Entries provided:
====================

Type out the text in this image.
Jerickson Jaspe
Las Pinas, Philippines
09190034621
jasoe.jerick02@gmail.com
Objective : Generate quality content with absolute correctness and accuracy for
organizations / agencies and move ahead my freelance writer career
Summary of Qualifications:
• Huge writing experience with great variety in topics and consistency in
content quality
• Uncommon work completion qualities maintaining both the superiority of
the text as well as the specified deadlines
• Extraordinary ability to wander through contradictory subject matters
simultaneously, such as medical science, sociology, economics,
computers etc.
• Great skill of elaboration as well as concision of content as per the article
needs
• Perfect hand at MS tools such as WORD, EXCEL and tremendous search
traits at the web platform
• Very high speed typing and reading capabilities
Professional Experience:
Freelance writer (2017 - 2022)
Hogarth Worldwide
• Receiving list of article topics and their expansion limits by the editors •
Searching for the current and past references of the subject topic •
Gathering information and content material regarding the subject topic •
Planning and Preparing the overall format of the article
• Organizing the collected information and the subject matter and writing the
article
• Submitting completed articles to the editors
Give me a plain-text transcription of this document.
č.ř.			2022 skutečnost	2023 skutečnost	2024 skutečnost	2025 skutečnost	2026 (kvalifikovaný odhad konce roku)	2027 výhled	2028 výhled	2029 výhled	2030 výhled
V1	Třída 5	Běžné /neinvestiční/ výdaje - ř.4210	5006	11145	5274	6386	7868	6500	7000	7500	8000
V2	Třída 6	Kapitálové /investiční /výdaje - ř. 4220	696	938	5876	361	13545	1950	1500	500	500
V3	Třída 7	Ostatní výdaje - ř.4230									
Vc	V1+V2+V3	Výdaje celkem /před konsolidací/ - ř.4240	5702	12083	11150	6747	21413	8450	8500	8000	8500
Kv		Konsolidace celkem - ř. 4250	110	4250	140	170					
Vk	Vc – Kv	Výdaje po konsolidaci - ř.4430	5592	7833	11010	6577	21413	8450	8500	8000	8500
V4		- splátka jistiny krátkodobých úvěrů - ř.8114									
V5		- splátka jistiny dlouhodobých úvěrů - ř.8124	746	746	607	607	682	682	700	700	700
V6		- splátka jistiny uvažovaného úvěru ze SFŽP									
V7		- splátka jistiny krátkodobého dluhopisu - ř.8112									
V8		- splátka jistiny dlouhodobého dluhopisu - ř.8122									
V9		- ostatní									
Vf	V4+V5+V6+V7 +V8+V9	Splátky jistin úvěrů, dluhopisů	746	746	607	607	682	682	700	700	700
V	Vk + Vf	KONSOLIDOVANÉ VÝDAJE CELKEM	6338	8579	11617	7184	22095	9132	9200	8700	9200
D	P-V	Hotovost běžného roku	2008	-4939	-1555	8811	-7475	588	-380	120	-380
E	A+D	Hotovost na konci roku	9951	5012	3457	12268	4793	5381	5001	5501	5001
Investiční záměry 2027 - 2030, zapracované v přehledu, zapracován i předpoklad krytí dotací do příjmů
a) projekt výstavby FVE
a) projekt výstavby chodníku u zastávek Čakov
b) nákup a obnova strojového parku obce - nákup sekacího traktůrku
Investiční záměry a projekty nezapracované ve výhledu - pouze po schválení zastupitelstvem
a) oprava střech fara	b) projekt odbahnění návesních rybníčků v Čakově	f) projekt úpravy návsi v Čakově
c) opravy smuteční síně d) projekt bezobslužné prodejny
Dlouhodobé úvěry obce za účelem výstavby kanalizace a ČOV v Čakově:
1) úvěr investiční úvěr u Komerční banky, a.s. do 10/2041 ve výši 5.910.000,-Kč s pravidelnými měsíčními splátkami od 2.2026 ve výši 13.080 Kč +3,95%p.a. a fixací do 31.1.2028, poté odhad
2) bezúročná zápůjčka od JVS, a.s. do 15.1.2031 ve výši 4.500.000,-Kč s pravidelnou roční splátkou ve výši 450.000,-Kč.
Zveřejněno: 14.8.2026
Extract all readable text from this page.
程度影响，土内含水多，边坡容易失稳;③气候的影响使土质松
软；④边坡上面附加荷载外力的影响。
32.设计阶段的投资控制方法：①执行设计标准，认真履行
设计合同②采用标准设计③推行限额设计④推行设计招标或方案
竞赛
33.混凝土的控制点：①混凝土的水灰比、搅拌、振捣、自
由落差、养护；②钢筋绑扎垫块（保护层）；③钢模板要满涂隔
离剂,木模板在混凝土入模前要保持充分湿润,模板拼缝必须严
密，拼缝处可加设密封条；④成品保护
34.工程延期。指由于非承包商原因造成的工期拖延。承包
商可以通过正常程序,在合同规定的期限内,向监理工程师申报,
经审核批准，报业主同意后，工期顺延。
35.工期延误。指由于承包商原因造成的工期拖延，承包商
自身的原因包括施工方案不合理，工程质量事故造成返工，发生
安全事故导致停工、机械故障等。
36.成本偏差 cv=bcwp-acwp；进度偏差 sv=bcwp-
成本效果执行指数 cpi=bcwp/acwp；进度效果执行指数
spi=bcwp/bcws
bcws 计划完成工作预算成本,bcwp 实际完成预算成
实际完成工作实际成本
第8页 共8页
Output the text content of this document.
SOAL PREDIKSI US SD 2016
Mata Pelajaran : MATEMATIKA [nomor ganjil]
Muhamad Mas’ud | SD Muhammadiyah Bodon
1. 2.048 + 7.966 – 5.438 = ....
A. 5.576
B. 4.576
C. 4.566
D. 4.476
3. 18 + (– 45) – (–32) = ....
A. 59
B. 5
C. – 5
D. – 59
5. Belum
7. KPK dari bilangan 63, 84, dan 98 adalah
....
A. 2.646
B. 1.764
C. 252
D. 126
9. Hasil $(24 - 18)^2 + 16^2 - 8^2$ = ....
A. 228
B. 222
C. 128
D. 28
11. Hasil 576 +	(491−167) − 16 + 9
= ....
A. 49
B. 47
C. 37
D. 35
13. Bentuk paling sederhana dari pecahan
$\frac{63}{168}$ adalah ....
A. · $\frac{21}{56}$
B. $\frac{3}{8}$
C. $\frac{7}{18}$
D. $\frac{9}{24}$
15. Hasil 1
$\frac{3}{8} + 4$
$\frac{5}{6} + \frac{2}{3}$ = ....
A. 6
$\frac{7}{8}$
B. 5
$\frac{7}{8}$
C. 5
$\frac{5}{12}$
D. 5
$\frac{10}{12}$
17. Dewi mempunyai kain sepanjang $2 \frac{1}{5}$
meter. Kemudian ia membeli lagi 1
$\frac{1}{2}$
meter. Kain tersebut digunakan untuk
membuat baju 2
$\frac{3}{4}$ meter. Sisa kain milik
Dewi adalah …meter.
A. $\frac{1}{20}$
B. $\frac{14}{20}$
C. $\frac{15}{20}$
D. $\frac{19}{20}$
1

====================

What you are asked to do: Give back only a number, the number of lines where the string "document" occurs.

Written reply: 2